(Stored records)
——————

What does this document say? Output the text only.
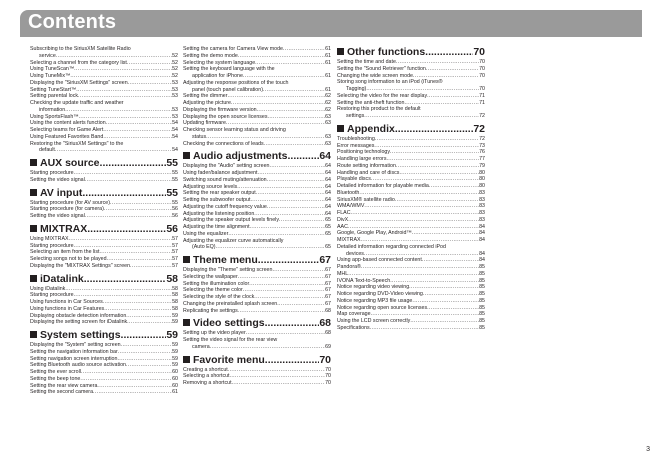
Contents
Subscribing to the SiriusXM Satellite Radio
service .....	52
Selecting a channel from the category list .....	52
Using TuneScan™ .....	52
Using TuneMix™ .....	52
Displaying the "SiriusXM Settings" screen .....	53
Setting TuneStart™ .....	53
Setting parental lock .....	53
Checking the update traffic and weather
information .....	53
Using SportsFlash™ .....	53
Using the content alerts function .....	54
Selecting teams for Game Alert .....	54
Using Featured Favorites Band .....	54
Restoring the "SiriusXM Settings" to the
default .....	54
AUX source .....	55
Starting procedure .....	55
Setting the video signal .....	55
AV input .....	55
Starting procedure (for AV source) .....	55
Starting procedure (for camera) .....	56
Setting the video signal .....	56
MIXTRAX .....	56
Using MIXTRAX .....	57
Starting procedure .....	57
Selecting an item from the list .....	57
Selecting songs not to be played .....	57
Displaying the "MIXTRAX Settings" screen .....	57
iDatalink .....	58
Using iDatalink .....	58
Starting procedure .....	58
Using functions in Car Sources .....	58
Using functions in Car Features .....	58
Displaying obstacle detection information .....	59
Displaying the setting screen for iDatalink .....	59
System settings .....	59
Displaying the "System" setting screen .....	59
Setting the navigation information bar .....	59
Setting navigation screen interruption .....	59
Setting Bluetooth audio source activation .....	59
Setting the ever scroll .....	60
Setting the beep tone .....	60
Setting the rear view camera .....	60
Setting the second camera .....	61
Setting the camera for Camera View mode .....	61
Setting the demo mode .....	61
Selecting the system language .....	61
Setting the keyboard language with the
application for iPhone .....	61
Adjusting the response positions of the touch
panel (touch panel calibration) .....	61
Setting the dimmer .....	62
Adjusting the picture .....	62
Displaying the firmware version .....	62
Displaying the open source licenses .....	63
Updating firmware .....	63
Checking sensor learning status and driving
status .....	63
Checking the connections of leads .....	63
Audio adjustments .....	64
Displaying the "Audio" setting screen .....	64
Using fader/balance adjustment .....	64
Switching sound muting/attenuation .....	64
Adjusting source levels .....	64
Setting the rear speaker output .....	64
Setting the subwoofer output .....	64
Adjusting the cutoff frequency value .....	64
Adjusting the listening position .....	64
Adjusting the speaker output levels finely .....	65
Adjusting the time alignment .....	65
Using the equalizer .....	65
Adjusting the equalizer curve automatically
(Auto EQ) .....	65
Theme menu .....	67
Displaying the "Theme" setting screen .....	67
Selecting the wallpaper .....	67
Setting the illumination color .....	67
Selecting the theme color .....	67
Selecting the style of the clock .....	67
Changing the preinstalled splash screen .....	67
Replicating the settings .....	68
Video settings .....	68
Setting up the video player .....	68
Setting the video signal for the rear view
camera .....	69
Favorite menu .....	70
Creating a shortcut .....	70
Selecting a shortcut .....	70
Removing a shortcut .....	70
Other functions .....	70
Setting the time and date .....	70
Setting the "Sound Retriever" function .....	70
Changing the wide screen mode .....	70
Storing song information to an iPod (iTunes®
Tagging) .....	70
Selecting the video for the rear display .....	71
Setting the anti-theft function .....	71
Restoring this product to the default
settings .....	72
Appendix .....	72
Troubleshooting .....	72
Error messages .....	73
Positioning technology .....	76
Handling large errors .....	77
Route setting information .....	79
Handling and care of discs .....	80
Playable discs .....	80
Detailed information for playable media .....	80
Bluetooth .....	83
SiriusXM® satellite radio .....	83
WMA/WMV .....	83
FLAC .....	83
DivX .....	83
AAC .....	84
Google, Google Play, Android™ .....	84
MIXTRAX .....	84
Detailed information regarding connected iPod
devices .....	84
Using app-based connected content .....	84
Pandora® .....	85
MHL .....	85
IVONA Text-to-Speech .....	85
Notice regarding video viewing .....	85
Notice regarding DVD-Video viewing .....	85
Notice regarding MP3 file usage .....	85
Notice regarding open source licenses .....	85
Map coverage .....	85
Using the LCD screen correctly .....	85
Specifications .....	85
3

——————

- _Short problem_:
Quote the listing above in full, except for the pictures.

- _Correct answer_:
What does this document say? Output the text only.
Contents
Subscribing to the SiriusXM Satellite Radio
service .....	52
Selecting a channel from the category list .....	52
Using TuneScan™ .....	52
Using TuneMix™ .....	52
Displaying the "SiriusXM Settings" screen .....	53
Setting TuneStart™ .....	53
Setting parental lock .....	53
Checking the update traffic and weather
information .....	53
Using SportsFlash™ .....	53
Using the content alerts function .....	54
Selecting teams for Game Alert .....	54
Using Featured Favorites Band .....	54
Restoring the "SiriusXM Settings" to the
default .....	54
AUX source .....	55
Starting procedure .....	55
Setting the video signal .....	55
AV input .....	55
Starting procedure (for AV source) .....	55
Starting procedure (for camera) .....	56
Setting the video signal .....	56
MIXTRAX .....	56
Using MIXTRAX .....	57
Starting procedure .....	57
Selecting an item from the list .....	57
Selecting songs not to be played .....	57
Displaying the "MIXTRAX Settings" screen .....	57
iDatalink .....	58
Using iDatalink .....	58
Starting procedure .....	58
Using functions in Car Sources .....	58
Using functions in Car Features .....	58
Displaying obstacle detection information .....	59
Displaying the setting screen for iDatalink .....	59
System settings .....	59
Displaying the "System" setting screen .....	59
Setting the navigation information bar .....	59
Setting navigation screen interruption .....	59
Setting Bluetooth audio source activation .....	59
Setting the ever scroll .....	60
Setting the beep tone .....	60
Setting the rear view camera .....	60
Setting the second camera .....	61
Setting the camera for Camera View mode .....	61
Setting the demo mode .....	61
Selecting the system language .....	61
Setting the keyboard language with the
application for iPhone .....	61
Adjusting the response positions of the touch
panel (touch panel calibration) .....	61
Setting the dimmer .....	62
Adjusting the picture .....	62
Displaying the firmware version .....	62
Displaying the open source licenses .....	63
Updating firmware .....	63
Checking sensor learning status and driving
status .....	63
Checking the connections of leads .....	63
Audio adjustments .....	64
Displaying the "Audio" setting screen .....	64
Using fader/balance adjustment .....	64
Switching sound muting/attenuation .....	64
Adjusting source levels .....	64
Setting the rear speaker output .....	64
Setting the subwoofer output .....	64
Adjusting the cutoff frequency value .....	64
Adjusting the listening position .....	64
Adjusting the speaker output levels finely .....	65
Adjusting the time alignment .....	65
Using the equalizer .....	65
Adjusting the equalizer curve automatically
(Auto EQ) .....	65
Theme menu .....	67
Displaying the "Theme" setting screen .....	67
Selecting the wallpaper .....	67
Setting the illumination color .....	67
Selecting the theme color .....	67
Selecting the style of the clock .....	67
Changing the preinstalled splash screen .....	67
Replicating the settings .....	68
Video settings .....	68
Setting up the video player .....	68
Setting the video signal for the rear view
camera .....	69
Favorite menu .....	70
Creating a shortcut .....	70
Selecting a shortcut .....	70
Removing a shortcut .....	70
Other functions .....	70
Setting the time and date .....	70
Setting the "Sound Retriever" function .....	70
Changing the wide screen mode .....	70
Storing song information to an iPod (iTunes®
Tagging) .....	70
Selecting the video for the rear display .....	71
Setting the anti-theft function .....	71
Restoring this product to the default
settings .....	72
Appendix .....	72
Troubleshooting .....	72
Error messages .....	73
Positioning technology .....	76
Handling large errors .....	77
Route setting information .....	79
Handling and care of discs .....	80
Playable discs .....	80
Detailed information for playable media .....	80
Bluetooth .....	83
SiriusXM® satellite radio .....	83
WMA/WMV .....	83
FLAC .....	83
DivX .....	83
AAC .....	84
Google, Google Play, Android™ .....	84
MIXTRAX .....	84
Detailed information regarding connected iPod
devices .....	84
Using app-based connected content .....	84
Pandora® .....	85
MHL .....	85
IVONA Text-to-Speech .....	85
Notice regarding video viewing .....	85
Notice regarding DVD-Video viewing .....	85
Notice regarding MP3 file usage .....	85
Notice regarding open source licenses .....	85
Map coverage .....	85
Using the LCD screen correctly .....	85
Specifications .....	85
3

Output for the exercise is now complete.